• [DO THIS]:
Identify every line in the records below that contains the word "overseas", and reproduce each one.
start DATA FOR THIS TASK
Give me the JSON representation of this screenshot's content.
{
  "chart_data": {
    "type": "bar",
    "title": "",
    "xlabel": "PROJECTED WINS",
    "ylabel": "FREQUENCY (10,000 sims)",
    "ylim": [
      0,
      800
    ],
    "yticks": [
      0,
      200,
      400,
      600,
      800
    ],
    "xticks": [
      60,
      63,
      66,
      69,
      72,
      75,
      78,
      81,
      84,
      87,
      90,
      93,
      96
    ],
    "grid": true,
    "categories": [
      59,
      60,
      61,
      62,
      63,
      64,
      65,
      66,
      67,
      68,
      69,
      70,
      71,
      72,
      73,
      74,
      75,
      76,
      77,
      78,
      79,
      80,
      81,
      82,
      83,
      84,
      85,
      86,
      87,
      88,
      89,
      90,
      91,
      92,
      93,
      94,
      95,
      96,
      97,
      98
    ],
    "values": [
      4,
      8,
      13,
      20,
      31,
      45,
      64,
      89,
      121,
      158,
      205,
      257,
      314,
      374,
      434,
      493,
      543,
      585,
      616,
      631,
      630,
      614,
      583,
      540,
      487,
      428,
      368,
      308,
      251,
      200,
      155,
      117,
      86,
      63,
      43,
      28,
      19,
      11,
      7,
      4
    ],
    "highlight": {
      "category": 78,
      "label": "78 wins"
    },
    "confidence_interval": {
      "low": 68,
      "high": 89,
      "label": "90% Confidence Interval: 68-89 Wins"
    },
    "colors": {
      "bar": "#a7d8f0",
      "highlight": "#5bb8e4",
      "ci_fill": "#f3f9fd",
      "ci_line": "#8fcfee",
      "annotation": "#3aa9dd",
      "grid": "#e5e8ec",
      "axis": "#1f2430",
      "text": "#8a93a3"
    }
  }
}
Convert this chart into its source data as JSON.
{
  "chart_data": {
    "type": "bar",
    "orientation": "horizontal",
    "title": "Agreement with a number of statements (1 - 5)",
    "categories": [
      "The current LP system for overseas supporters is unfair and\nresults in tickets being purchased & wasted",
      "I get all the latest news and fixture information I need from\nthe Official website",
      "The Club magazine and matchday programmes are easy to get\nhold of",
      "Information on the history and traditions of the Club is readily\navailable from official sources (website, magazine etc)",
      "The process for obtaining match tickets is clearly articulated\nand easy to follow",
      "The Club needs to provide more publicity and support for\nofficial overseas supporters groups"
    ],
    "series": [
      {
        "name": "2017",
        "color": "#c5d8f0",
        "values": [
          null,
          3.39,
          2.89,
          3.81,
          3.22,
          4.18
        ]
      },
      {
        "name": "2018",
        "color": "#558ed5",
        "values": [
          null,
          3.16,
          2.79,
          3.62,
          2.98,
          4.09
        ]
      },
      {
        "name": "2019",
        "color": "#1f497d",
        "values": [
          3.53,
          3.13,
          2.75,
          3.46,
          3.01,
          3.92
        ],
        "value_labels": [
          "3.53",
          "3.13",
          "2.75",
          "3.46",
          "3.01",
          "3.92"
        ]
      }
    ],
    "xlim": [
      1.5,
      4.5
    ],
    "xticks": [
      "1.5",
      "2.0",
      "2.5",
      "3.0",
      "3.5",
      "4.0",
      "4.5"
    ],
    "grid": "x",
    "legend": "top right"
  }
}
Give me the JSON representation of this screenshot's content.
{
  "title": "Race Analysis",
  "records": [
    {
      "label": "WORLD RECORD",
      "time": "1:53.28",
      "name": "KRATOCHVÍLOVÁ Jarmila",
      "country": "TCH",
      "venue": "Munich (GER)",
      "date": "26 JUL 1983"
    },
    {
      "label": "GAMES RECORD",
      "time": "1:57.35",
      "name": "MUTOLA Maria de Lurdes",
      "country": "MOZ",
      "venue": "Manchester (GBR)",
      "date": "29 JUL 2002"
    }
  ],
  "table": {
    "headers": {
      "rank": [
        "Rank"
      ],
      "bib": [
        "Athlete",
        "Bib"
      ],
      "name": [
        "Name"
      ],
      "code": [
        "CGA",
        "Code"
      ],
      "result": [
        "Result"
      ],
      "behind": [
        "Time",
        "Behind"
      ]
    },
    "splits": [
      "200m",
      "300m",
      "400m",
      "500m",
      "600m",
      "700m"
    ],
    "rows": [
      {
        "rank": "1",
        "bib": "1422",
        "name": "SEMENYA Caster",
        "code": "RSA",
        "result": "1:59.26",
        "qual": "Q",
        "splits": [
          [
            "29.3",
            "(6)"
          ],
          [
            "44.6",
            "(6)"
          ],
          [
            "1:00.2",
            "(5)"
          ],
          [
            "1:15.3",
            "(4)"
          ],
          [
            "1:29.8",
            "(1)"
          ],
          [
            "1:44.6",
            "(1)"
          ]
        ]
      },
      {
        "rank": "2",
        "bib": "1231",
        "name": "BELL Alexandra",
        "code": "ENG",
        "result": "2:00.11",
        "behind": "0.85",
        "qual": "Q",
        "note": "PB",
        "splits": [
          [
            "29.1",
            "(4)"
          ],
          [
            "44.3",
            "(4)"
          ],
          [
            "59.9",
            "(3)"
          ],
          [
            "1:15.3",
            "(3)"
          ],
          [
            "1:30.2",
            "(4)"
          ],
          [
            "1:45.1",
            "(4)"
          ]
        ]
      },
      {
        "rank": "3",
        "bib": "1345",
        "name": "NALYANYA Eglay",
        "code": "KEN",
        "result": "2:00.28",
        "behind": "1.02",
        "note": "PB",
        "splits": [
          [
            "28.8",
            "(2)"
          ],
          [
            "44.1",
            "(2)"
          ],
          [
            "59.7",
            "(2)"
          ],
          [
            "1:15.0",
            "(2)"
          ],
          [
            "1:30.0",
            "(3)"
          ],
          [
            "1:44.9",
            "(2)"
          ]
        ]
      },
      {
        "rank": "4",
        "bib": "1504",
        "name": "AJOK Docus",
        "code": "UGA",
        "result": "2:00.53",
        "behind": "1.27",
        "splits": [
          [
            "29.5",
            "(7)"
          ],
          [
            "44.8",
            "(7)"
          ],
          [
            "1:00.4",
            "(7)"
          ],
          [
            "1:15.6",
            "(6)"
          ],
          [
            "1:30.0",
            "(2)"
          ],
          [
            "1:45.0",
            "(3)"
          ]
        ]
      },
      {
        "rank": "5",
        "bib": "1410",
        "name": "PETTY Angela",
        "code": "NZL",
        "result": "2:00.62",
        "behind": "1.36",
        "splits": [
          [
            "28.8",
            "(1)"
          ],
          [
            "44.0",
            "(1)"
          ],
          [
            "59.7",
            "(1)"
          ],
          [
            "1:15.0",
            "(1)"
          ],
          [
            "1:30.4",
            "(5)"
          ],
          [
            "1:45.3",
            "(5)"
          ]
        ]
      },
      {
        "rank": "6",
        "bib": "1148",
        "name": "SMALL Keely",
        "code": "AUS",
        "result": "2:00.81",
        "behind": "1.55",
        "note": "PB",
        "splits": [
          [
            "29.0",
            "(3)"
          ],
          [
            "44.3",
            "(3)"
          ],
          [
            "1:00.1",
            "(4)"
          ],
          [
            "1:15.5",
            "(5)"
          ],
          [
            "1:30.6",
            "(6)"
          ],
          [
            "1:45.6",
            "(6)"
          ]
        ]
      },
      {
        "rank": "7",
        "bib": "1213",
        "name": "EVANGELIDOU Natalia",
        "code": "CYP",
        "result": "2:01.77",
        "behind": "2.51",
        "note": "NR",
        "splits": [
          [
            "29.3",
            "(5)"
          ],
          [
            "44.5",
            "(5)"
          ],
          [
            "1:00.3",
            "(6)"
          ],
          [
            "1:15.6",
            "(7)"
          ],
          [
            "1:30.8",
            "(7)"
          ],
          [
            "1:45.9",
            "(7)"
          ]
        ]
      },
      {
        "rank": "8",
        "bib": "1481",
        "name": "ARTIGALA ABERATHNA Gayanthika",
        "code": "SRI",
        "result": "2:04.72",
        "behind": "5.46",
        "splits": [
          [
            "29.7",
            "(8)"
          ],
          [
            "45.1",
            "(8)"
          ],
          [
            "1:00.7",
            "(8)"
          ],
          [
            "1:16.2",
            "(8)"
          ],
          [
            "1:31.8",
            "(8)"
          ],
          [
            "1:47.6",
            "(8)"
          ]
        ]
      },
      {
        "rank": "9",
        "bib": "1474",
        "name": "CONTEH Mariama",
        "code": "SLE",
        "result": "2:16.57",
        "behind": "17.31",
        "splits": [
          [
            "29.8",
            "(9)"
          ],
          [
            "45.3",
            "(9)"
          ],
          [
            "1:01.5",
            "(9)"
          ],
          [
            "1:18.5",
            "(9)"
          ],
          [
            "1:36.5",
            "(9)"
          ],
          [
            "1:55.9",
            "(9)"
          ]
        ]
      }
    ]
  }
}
end DATA FOR THIS TASK
• [EXERCISE SOLUTION]:
      "The current LP system for overseas supporters is unfair and\nresults in tickets being purchased & wasted",
      "The Club needs to provide more publicity and support for\nofficial overseas supporters groups"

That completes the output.